What this task involves: Locate each line of the material that contains "will", then return it.

[START]

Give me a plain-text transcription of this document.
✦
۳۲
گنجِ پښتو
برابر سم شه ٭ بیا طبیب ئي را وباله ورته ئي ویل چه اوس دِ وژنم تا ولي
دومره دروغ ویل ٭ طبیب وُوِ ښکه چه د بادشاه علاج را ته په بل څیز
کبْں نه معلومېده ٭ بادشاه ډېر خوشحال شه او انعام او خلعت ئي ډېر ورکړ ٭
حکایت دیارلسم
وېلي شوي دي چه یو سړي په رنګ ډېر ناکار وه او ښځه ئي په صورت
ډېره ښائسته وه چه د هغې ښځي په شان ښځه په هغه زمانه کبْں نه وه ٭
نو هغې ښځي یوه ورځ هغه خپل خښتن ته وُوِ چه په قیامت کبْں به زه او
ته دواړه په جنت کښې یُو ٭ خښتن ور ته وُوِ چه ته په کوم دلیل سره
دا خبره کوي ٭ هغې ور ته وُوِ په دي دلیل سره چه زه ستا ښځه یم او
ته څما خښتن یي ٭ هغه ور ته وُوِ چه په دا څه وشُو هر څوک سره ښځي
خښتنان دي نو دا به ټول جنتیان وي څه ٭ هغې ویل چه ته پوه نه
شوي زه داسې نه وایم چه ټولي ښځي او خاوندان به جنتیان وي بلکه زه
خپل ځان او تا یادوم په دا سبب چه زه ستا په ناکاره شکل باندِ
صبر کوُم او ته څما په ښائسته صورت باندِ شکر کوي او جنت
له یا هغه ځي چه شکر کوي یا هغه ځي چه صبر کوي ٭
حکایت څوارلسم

[END]
[START]

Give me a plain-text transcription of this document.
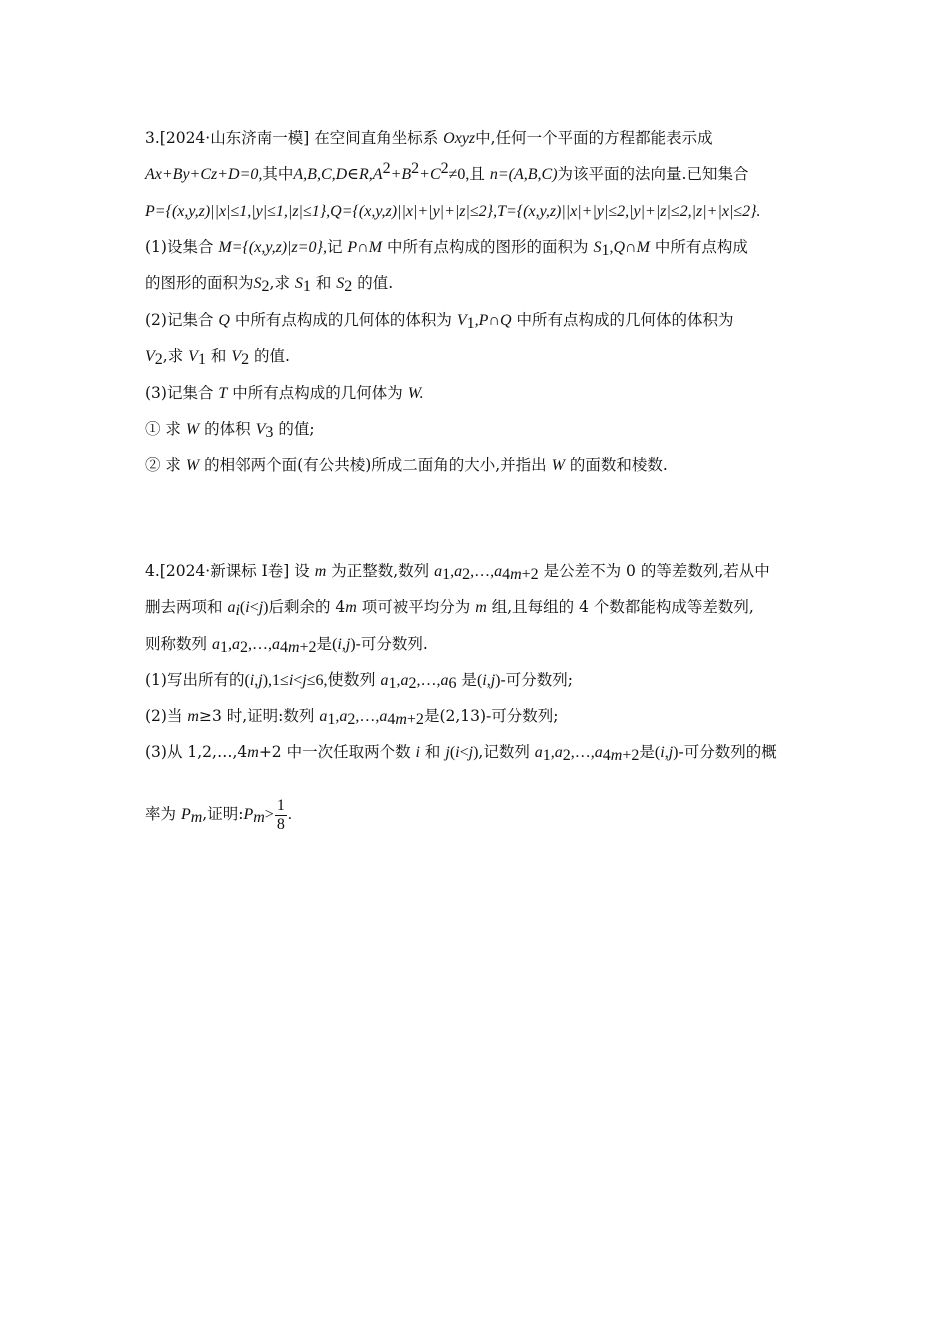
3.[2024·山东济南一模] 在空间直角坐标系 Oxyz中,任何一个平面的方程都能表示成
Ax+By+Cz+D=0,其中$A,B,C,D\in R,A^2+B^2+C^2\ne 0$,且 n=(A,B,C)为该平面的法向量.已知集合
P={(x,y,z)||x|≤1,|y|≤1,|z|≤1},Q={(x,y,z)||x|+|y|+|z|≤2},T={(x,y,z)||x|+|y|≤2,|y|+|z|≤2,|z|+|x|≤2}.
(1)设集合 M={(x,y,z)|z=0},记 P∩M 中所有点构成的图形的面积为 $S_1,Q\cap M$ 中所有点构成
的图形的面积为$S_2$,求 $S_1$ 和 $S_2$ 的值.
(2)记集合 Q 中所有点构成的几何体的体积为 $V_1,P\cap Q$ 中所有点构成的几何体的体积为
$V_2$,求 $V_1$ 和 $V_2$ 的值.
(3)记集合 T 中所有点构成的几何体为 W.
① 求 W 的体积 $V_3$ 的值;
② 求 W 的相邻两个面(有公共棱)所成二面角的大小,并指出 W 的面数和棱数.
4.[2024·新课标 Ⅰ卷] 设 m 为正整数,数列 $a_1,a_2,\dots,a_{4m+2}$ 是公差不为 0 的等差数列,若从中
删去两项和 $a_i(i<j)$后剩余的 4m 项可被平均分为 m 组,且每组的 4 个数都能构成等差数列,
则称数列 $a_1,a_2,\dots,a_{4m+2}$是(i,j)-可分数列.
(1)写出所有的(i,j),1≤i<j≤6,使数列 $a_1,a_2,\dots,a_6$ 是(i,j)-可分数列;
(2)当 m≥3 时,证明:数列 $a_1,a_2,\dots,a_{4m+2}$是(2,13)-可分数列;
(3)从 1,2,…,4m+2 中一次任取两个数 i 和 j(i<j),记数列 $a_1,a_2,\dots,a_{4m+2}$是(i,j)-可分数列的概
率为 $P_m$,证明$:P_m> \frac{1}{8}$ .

[END]
[START]

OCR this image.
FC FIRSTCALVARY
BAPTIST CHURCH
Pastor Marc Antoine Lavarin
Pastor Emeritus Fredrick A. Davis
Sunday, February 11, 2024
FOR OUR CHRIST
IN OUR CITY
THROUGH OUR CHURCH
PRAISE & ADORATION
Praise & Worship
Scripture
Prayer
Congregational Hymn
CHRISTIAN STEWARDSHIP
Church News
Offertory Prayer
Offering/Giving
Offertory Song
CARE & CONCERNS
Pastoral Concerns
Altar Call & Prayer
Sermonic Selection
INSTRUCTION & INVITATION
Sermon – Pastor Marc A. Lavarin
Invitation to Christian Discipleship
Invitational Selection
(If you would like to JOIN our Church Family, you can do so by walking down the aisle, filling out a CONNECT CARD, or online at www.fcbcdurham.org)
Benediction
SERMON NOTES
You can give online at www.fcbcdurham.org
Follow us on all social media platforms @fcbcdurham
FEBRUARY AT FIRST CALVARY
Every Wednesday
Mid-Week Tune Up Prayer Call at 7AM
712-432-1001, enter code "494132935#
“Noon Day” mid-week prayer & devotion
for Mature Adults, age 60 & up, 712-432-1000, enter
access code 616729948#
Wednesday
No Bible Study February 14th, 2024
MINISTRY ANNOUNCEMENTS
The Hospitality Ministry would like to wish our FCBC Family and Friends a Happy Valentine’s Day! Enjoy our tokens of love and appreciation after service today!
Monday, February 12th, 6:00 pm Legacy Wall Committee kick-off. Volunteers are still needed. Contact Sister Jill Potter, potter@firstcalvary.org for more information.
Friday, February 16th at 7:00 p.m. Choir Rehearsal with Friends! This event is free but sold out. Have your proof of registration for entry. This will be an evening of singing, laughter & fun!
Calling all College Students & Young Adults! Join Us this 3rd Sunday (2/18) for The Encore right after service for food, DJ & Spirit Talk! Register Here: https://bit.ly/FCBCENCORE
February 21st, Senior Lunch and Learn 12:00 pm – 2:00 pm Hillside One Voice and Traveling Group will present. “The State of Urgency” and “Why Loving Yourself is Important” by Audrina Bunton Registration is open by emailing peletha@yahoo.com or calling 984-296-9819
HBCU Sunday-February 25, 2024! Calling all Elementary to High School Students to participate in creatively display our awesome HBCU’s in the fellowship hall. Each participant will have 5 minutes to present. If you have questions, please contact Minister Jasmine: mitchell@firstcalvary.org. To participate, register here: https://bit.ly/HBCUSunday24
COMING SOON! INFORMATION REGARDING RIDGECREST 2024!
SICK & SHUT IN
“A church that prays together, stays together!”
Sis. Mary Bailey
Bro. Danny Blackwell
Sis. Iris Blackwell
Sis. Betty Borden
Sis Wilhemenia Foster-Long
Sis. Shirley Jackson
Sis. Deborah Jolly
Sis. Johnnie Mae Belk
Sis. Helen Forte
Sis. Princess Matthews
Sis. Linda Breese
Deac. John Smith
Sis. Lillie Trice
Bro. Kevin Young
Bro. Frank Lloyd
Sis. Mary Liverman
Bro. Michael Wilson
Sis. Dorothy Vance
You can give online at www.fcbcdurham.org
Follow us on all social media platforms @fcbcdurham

[END]

Solution for this exercise:
Friday, February 16th at 7:00 p.m. Choir Rehearsal with Friends! This event is free but sold out. Have your proof of registration for entry. This will be an evening of singing, laughter & fun!
February 21st, Senior Lunch and Learn 12:00 pm – 2:00 pm Hillside One Voice and Traveling Group will present. “The State of Urgency” and “Why Loving Yourself is Important” by Audrina Bunton Registration is open by emailing peletha@yahoo.com or calling 984-296-9819
HBCU Sunday-February 25, 2024! Calling all Elementary to High School Students to participate in creatively display our awesome HBCU’s in the fellowship hall. Each participant will have 5 minutes to present. If you have questions, please contact Minister Jasmine: mitchell@firstcalvary.org. To participate, register here: https://bit.ly/HBCUSunday24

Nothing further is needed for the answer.